REQUEST
Return every one of the rows below word for word, leaving out the pictures.

RECORD EXCERPTS
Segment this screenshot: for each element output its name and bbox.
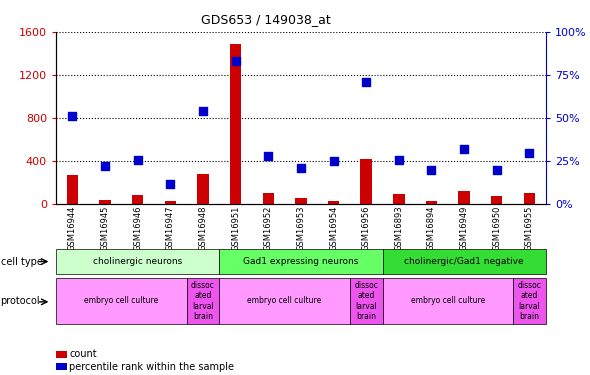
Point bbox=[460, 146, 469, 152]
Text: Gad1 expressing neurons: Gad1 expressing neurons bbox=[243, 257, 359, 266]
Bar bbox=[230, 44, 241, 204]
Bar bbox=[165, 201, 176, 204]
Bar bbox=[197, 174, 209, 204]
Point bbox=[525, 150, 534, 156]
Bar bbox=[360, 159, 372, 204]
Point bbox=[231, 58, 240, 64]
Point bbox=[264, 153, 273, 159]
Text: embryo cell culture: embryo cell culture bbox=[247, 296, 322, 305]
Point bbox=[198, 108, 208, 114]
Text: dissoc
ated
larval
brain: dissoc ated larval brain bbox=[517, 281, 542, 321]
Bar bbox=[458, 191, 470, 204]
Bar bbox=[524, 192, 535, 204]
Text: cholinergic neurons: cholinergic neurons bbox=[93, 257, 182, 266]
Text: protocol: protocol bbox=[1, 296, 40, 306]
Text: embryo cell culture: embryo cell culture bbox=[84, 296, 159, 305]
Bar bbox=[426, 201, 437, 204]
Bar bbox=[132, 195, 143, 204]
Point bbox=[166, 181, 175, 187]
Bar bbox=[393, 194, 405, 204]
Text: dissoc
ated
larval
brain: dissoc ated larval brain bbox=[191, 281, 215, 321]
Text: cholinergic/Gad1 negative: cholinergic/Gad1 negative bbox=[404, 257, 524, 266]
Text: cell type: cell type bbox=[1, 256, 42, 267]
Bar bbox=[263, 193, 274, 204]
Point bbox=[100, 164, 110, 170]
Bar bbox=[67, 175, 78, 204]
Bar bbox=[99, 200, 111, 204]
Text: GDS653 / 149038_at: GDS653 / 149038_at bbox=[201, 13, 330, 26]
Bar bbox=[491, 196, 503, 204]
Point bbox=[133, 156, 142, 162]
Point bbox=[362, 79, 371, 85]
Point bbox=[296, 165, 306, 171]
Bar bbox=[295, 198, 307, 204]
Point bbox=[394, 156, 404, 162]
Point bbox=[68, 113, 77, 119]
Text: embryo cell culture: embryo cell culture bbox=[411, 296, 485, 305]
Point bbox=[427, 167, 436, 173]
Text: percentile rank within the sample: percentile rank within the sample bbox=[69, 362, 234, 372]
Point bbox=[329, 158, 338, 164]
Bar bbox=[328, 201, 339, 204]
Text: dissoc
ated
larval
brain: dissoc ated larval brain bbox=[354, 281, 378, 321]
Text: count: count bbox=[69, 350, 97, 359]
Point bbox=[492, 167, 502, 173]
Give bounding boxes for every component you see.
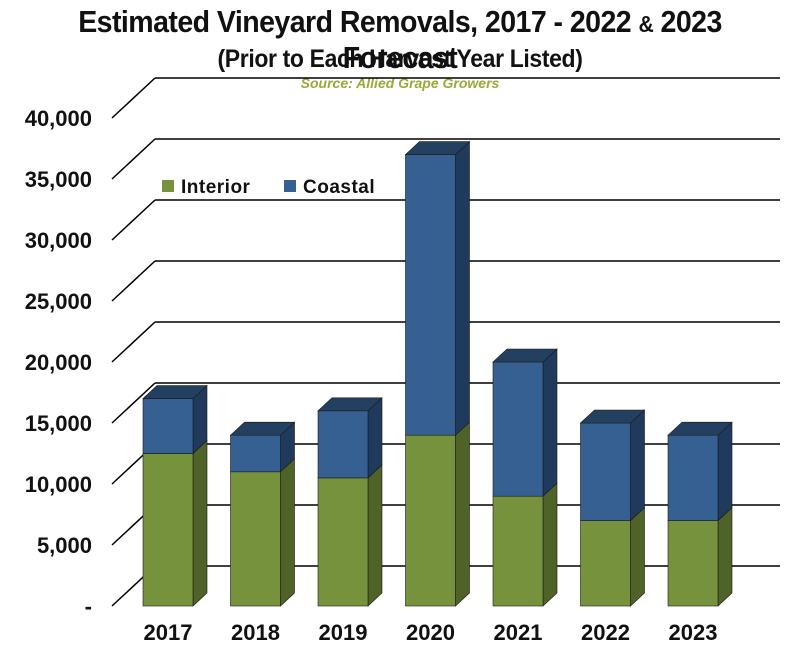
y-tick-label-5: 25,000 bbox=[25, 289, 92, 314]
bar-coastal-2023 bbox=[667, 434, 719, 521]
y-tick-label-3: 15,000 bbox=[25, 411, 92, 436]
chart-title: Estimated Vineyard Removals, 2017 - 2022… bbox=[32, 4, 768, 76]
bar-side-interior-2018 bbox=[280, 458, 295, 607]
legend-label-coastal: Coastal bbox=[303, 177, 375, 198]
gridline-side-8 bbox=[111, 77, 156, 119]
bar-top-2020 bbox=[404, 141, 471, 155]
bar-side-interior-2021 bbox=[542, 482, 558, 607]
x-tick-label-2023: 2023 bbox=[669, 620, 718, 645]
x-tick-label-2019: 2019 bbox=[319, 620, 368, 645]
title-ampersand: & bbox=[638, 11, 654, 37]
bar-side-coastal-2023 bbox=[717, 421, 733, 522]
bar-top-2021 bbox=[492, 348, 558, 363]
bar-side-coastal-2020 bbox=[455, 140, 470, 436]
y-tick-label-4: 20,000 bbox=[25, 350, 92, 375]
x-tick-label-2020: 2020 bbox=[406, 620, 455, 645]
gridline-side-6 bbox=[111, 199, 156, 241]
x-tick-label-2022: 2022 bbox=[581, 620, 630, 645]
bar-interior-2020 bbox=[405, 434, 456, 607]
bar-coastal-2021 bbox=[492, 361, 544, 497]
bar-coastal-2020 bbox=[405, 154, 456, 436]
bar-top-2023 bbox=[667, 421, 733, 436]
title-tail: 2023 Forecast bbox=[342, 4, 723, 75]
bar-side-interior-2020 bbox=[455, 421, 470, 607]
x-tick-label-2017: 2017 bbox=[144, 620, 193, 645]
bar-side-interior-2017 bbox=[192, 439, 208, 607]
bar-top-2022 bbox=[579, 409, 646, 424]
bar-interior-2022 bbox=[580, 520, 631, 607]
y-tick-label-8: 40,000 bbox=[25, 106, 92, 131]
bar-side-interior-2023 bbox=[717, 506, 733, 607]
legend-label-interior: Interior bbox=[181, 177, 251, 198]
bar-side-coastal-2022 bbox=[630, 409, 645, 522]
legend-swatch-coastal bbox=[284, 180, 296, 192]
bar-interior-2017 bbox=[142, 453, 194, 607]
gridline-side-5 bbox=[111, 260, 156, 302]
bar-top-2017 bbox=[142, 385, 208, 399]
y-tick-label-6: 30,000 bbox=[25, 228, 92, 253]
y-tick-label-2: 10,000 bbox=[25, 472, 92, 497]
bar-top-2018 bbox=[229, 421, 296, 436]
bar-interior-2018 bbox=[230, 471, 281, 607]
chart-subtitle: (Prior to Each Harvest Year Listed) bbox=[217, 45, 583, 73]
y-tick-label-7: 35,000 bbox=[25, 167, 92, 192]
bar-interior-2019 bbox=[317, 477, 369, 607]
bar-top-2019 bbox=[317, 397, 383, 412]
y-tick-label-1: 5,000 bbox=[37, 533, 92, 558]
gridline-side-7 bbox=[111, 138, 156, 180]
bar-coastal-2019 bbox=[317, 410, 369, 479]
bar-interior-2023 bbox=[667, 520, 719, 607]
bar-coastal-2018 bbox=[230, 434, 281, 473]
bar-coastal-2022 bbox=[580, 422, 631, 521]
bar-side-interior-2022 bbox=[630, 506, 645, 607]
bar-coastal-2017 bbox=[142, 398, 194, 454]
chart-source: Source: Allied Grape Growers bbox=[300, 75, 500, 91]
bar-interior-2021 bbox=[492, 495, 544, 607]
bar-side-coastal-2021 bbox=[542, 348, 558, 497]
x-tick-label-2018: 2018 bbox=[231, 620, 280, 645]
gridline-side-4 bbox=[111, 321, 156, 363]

EXERCISE RESULT
Segment this screenshot: for each element output its name and bbox.
Point bbox=[460, 146, 469, 152]
Text: Gad1 expressing neurons: Gad1 expressing neurons bbox=[243, 257, 359, 266]
Bar bbox=[230, 44, 241, 204]
Bar bbox=[165, 201, 176, 204]
Bar bbox=[197, 174, 209, 204]
Point bbox=[525, 150, 534, 156]
Bar bbox=[360, 159, 372, 204]
Point bbox=[231, 58, 240, 64]
Point bbox=[264, 153, 273, 159]
Text: embryo cell culture: embryo cell culture bbox=[247, 296, 322, 305]
Point bbox=[198, 108, 208, 114]
Text: dissoc
ated
larval
brain: dissoc ated larval brain bbox=[517, 281, 542, 321]
Bar bbox=[458, 191, 470, 204]
Bar bbox=[524, 192, 535, 204]
Text: cholinergic neurons: cholinergic neurons bbox=[93, 257, 182, 266]
Text: protocol: protocol bbox=[1, 296, 40, 306]
Text: embryo cell culture: embryo cell culture bbox=[84, 296, 159, 305]
Bar bbox=[426, 201, 437, 204]
Bar bbox=[132, 195, 143, 204]
Point bbox=[166, 181, 175, 187]
Bar bbox=[393, 194, 405, 204]
Text: dissoc
ated
larval
brain: dissoc ated larval brain bbox=[191, 281, 215, 321]
Text: cholinergic/Gad1 negative: cholinergic/Gad1 negative bbox=[404, 257, 524, 266]
Text: cell type: cell type bbox=[1, 256, 42, 267]
Bar bbox=[263, 193, 274, 204]
Point bbox=[100, 164, 110, 170]
Bar bbox=[67, 175, 78, 204]
Bar bbox=[99, 200, 111, 204]
Text: GDS653 / 149038_at: GDS653 / 149038_at bbox=[201, 13, 330, 26]
Bar bbox=[491, 196, 503, 204]
Point bbox=[133, 156, 142, 162]
Point bbox=[362, 79, 371, 85]
Point bbox=[296, 165, 306, 171]
Bar bbox=[295, 198, 307, 204]
Point bbox=[394, 156, 404, 162]
Point bbox=[68, 113, 77, 119]
Text: embryo cell culture: embryo cell culture bbox=[411, 296, 485, 305]
Point bbox=[427, 167, 436, 173]
Text: percentile rank within the sample: percentile rank within the sample bbox=[69, 362, 234, 372]
Point bbox=[329, 158, 338, 164]
Bar bbox=[328, 201, 339, 204]
Text: dissoc
ated
larval
brain: dissoc ated larval brain bbox=[354, 281, 378, 321]
Text: count: count bbox=[69, 350, 97, 359]
Point bbox=[492, 167, 502, 173]
Give bounding boxes for every component you see.
y-tick-label-5: 25,000 bbox=[25, 289, 92, 314]
bar-coastal-2023 bbox=[667, 434, 719, 521]
y-tick-label-3: 15,000 bbox=[25, 411, 92, 436]
chart-title: Estimated Vineyard Removals, 2017 - 2022… bbox=[32, 4, 768, 76]
bar-side-interior-2018 bbox=[280, 458, 295, 607]
legend-label-coastal: Coastal bbox=[303, 177, 375, 198]
gridline-side-8 bbox=[111, 77, 156, 119]
bar-top-2020 bbox=[404, 141, 471, 155]
bar-side-interior-2021 bbox=[542, 482, 558, 607]
x-tick-label-2023: 2023 bbox=[669, 620, 718, 645]
x-tick-label-2019: 2019 bbox=[319, 620, 368, 645]
title-ampersand: & bbox=[638, 11, 654, 37]
bar-side-coastal-2023 bbox=[717, 421, 733, 522]
bar-top-2021 bbox=[492, 348, 558, 363]
bar-side-coastal-2020 bbox=[455, 140, 470, 436]
y-tick-label-4: 20,000 bbox=[25, 350, 92, 375]
x-tick-label-2020: 2020 bbox=[406, 620, 455, 645]
gridline-side-6 bbox=[111, 199, 156, 241]
x-tick-label-2022: 2022 bbox=[581, 620, 630, 645]
bar-interior-2020 bbox=[405, 434, 456, 607]
bar-coastal-2021 bbox=[492, 361, 544, 497]
bar-coastal-2020 bbox=[405, 154, 456, 436]
bar-top-2023 bbox=[667, 421, 733, 436]
title-tail: 2023 Forecast bbox=[342, 4, 723, 75]
bar-side-interior-2020 bbox=[455, 421, 470, 607]
x-tick-label-2017: 2017 bbox=[144, 620, 193, 645]
bar-side-interior-2017 bbox=[192, 439, 208, 607]
bar-top-2022 bbox=[579, 409, 646, 424]
bar-interior-2022 bbox=[580, 520, 631, 607]
y-tick-label-8: 40,000 bbox=[25, 106, 92, 131]
bar-side-interior-2023 bbox=[717, 506, 733, 607]
legend-label-interior: Interior bbox=[181, 177, 251, 198]
bar-side-coastal-2022 bbox=[630, 409, 645, 522]
legend-swatch-coastal bbox=[284, 180, 296, 192]
bar-interior-2017 bbox=[142, 453, 194, 607]
gridline-side-5 bbox=[111, 260, 156, 302]
bar-top-2017 bbox=[142, 385, 208, 399]
y-tick-label-6: 30,000 bbox=[25, 228, 92, 253]
y-tick-label-2: 10,000 bbox=[25, 472, 92, 497]
bar-top-2018 bbox=[229, 421, 296, 436]
bar-interior-2018 bbox=[230, 471, 281, 607]
chart-subtitle: (Prior to Each Harvest Year Listed) bbox=[217, 45, 583, 73]
y-tick-label-7: 35,000 bbox=[25, 167, 92, 192]
bar-interior-2019 bbox=[317, 477, 369, 607]
bar-top-2019 bbox=[317, 397, 383, 412]
y-tick-label-1: 5,000 bbox=[37, 533, 92, 558]
gridline-side-7 bbox=[111, 138, 156, 180]
bar-coastal-2019 bbox=[317, 410, 369, 479]
bar-interior-2023 bbox=[667, 520, 719, 607]
bar-coastal-2018 bbox=[230, 434, 281, 473]
bar-coastal-2022 bbox=[580, 422, 631, 521]
bar-side-interior-2022 bbox=[630, 506, 645, 607]
bar-coastal-2017 bbox=[142, 398, 194, 454]
chart-source: Source: Allied Grape Growers bbox=[300, 75, 500, 91]
bar-interior-2021 bbox=[492, 495, 544, 607]
bar-side-coastal-2021 bbox=[542, 348, 558, 497]
x-tick-label-2018: 2018 bbox=[231, 620, 280, 645]
gridline-side-4 bbox=[111, 321, 156, 363]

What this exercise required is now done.